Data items
— START —
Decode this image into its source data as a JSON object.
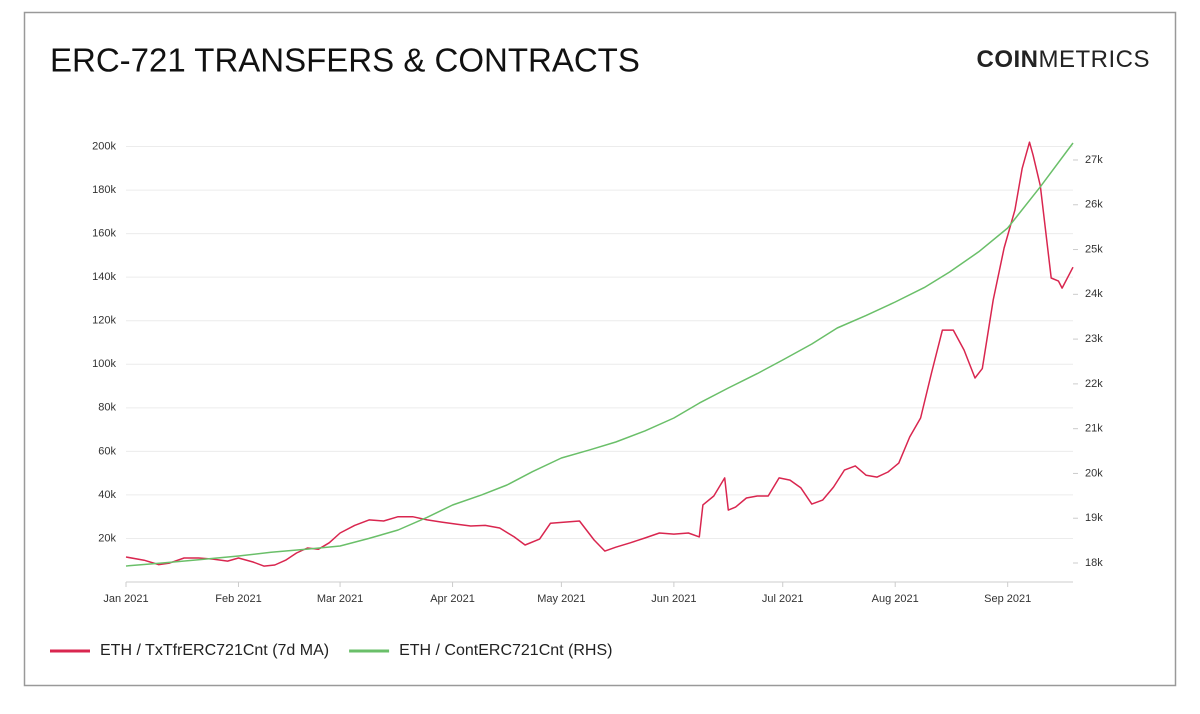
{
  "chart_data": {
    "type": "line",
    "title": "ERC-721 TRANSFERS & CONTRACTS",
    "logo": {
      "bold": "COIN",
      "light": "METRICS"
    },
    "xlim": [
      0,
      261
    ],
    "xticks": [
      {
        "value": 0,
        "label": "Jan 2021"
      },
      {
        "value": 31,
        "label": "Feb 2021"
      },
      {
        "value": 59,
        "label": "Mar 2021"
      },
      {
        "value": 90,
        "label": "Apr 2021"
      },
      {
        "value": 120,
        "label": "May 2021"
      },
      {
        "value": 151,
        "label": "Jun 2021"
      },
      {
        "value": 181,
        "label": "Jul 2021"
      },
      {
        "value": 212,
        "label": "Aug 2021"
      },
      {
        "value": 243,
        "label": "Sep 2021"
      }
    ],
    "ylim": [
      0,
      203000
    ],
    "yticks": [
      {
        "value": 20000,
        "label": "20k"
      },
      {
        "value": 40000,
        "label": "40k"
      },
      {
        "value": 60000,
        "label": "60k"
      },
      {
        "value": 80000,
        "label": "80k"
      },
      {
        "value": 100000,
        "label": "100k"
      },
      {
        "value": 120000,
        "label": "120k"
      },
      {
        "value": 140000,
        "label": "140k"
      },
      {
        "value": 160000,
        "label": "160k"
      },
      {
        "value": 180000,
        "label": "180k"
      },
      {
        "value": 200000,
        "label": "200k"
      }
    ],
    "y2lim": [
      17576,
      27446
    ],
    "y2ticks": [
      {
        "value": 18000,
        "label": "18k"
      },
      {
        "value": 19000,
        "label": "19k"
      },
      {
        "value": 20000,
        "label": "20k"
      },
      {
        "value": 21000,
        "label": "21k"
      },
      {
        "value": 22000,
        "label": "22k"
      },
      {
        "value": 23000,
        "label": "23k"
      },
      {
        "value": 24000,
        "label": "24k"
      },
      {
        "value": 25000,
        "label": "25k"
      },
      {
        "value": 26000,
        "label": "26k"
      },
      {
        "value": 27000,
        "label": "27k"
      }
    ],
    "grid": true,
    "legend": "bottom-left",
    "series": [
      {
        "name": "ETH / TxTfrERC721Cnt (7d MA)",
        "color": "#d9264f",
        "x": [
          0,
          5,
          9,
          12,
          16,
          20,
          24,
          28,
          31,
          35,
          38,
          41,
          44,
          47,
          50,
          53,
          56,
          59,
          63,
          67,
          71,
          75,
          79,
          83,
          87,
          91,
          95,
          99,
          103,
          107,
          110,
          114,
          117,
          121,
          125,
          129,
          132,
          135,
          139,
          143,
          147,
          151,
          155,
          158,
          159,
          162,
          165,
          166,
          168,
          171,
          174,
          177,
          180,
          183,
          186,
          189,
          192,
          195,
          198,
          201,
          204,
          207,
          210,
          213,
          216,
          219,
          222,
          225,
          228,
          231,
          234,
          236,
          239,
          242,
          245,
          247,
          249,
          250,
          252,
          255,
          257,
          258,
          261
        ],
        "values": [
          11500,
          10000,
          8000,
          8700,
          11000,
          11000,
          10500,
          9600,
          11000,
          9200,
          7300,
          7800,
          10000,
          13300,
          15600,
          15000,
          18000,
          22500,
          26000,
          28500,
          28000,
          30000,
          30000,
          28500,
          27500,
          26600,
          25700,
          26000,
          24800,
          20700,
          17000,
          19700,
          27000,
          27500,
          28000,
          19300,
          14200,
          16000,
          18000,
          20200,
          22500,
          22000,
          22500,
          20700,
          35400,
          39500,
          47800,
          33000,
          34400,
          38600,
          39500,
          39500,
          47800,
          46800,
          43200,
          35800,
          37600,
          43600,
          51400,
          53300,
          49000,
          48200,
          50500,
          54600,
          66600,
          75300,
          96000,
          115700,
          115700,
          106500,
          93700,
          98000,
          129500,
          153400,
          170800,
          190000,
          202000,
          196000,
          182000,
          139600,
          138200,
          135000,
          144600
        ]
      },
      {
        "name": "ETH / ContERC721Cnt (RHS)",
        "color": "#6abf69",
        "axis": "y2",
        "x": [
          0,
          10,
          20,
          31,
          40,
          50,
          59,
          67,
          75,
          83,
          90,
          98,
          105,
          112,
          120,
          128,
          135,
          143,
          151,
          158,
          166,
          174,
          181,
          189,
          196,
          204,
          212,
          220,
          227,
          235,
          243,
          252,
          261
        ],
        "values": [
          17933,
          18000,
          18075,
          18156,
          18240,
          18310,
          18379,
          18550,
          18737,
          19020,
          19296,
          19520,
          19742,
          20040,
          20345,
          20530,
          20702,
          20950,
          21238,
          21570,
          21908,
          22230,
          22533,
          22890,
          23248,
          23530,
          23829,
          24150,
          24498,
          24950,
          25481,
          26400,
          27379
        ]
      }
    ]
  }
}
— END —
— START —
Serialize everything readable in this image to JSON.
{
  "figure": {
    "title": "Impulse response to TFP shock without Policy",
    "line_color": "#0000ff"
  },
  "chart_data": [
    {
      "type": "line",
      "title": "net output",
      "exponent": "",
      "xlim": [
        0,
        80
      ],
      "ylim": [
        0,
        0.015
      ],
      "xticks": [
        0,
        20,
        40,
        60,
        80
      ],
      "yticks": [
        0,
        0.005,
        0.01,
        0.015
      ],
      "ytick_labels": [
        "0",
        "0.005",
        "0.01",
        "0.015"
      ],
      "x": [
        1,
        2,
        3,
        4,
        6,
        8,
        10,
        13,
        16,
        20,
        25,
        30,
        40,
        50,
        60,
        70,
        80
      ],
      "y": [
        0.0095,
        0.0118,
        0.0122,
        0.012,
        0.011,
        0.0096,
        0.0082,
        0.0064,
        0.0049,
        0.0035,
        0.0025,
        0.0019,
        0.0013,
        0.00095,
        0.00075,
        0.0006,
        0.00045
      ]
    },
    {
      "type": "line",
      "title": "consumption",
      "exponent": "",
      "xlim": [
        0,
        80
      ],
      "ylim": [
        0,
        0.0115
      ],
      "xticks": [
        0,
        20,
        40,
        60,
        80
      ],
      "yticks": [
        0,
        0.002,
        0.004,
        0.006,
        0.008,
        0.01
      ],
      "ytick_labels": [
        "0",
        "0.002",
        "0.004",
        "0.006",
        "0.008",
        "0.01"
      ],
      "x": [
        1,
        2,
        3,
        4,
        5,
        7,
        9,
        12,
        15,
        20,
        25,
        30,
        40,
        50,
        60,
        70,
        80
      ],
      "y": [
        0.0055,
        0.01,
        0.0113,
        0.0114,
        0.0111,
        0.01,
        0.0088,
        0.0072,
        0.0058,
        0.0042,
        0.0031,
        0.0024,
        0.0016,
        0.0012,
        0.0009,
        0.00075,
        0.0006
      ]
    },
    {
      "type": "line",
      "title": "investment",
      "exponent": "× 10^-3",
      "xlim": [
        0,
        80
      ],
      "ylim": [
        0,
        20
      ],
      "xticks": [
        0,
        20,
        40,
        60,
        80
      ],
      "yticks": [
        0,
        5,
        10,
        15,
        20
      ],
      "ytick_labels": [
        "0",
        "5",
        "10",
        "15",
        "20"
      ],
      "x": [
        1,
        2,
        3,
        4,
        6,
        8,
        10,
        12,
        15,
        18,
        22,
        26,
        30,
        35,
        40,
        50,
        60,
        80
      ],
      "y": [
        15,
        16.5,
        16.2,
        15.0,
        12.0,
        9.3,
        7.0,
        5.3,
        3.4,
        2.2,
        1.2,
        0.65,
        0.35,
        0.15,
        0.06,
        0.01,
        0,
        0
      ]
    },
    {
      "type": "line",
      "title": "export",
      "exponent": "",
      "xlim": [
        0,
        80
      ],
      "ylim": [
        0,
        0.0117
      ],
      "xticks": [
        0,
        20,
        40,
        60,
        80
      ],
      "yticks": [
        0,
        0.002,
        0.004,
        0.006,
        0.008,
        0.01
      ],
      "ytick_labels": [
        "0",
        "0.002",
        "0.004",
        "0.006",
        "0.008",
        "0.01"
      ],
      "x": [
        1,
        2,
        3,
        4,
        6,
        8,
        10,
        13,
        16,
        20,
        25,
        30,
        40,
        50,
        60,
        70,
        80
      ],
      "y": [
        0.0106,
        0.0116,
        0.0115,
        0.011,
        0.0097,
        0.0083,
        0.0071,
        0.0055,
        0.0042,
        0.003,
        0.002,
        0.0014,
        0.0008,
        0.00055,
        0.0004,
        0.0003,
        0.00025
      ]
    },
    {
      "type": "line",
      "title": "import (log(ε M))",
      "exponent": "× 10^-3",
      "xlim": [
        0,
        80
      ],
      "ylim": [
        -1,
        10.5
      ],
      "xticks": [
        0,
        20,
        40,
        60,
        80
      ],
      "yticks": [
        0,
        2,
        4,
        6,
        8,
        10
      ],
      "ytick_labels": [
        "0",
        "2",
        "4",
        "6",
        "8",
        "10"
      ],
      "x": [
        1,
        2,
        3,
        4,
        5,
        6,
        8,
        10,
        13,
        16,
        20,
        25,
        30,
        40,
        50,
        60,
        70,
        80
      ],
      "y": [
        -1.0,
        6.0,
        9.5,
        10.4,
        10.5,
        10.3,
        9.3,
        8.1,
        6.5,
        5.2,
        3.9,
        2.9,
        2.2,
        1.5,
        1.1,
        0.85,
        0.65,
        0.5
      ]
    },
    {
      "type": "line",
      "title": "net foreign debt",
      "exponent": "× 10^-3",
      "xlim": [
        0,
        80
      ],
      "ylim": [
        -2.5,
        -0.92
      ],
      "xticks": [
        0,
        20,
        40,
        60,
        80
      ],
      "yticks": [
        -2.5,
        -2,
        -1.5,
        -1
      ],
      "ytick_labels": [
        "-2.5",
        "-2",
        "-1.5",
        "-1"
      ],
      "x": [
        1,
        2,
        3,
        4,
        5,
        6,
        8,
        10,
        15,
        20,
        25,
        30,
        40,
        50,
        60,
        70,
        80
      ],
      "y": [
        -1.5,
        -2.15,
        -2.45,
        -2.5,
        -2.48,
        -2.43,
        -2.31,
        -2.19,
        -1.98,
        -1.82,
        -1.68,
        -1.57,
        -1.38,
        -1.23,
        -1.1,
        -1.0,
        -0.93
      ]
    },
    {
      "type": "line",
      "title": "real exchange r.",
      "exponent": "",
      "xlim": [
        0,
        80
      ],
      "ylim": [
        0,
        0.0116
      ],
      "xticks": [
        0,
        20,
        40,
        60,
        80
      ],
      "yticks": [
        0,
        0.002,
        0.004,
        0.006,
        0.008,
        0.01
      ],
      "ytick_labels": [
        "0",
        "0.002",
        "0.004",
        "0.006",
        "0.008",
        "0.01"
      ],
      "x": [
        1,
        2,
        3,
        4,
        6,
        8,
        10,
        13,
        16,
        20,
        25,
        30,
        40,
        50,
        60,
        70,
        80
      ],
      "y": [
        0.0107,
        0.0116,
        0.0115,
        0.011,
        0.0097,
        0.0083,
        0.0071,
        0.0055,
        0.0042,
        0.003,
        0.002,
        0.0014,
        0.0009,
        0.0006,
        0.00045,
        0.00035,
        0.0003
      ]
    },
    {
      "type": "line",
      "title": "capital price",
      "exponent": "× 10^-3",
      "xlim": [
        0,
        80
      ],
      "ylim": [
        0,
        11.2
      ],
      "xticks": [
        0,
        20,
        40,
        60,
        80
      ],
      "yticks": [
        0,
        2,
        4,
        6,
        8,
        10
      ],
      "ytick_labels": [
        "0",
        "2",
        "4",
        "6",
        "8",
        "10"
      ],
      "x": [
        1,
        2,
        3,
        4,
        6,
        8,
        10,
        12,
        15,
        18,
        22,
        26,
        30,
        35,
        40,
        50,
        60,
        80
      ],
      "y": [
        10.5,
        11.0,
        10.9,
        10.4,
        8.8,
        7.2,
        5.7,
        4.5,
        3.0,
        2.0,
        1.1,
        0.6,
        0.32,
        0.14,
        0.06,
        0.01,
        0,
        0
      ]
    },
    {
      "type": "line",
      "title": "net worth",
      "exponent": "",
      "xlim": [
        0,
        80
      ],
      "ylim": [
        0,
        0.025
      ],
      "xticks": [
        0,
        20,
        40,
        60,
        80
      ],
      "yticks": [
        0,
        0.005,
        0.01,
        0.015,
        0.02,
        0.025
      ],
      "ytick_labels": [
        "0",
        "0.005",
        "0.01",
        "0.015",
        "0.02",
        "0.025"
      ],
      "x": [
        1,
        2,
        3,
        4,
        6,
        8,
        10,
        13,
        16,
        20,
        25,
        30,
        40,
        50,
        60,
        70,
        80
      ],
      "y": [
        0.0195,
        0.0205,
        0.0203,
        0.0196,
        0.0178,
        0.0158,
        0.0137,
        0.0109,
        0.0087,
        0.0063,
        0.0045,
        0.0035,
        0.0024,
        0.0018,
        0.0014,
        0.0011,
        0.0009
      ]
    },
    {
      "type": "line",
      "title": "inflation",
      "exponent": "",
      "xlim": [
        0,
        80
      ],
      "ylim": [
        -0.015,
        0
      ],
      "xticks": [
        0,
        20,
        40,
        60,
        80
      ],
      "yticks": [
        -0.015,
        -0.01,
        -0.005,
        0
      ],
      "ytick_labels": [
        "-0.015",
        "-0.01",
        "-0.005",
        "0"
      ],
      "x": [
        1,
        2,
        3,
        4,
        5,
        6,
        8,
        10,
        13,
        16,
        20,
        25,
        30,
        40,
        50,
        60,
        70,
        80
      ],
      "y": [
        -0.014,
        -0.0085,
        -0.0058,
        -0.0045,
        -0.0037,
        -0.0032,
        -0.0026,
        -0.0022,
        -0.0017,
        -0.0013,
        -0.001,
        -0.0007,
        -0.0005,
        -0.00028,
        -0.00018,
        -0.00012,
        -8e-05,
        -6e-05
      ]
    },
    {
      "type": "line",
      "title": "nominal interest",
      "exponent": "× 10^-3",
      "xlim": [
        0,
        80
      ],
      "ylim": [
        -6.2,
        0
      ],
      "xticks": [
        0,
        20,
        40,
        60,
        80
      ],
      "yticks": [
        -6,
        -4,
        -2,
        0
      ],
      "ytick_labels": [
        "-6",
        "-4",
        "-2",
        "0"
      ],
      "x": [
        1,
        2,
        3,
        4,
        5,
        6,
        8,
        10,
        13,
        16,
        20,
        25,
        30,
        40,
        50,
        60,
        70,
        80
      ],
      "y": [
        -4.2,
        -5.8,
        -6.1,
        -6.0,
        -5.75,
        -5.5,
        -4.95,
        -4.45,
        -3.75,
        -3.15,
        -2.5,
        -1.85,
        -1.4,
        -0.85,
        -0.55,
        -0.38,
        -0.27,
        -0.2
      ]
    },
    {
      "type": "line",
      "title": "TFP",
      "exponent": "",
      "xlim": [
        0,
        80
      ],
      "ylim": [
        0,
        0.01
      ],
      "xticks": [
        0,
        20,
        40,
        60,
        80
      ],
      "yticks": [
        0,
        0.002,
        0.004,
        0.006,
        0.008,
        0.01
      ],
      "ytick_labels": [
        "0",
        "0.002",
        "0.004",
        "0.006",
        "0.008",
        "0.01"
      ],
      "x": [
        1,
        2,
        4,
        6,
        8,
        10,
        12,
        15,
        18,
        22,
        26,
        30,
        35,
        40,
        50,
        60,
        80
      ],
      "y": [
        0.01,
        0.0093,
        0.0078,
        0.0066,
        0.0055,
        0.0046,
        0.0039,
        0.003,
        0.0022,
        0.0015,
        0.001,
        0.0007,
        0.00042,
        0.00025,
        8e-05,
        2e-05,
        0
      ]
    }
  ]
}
— END —
§ **Work to do**: Among the entries above, how many lines hold the string "this"? Respond with nothing but the number.

§ **The response**: 2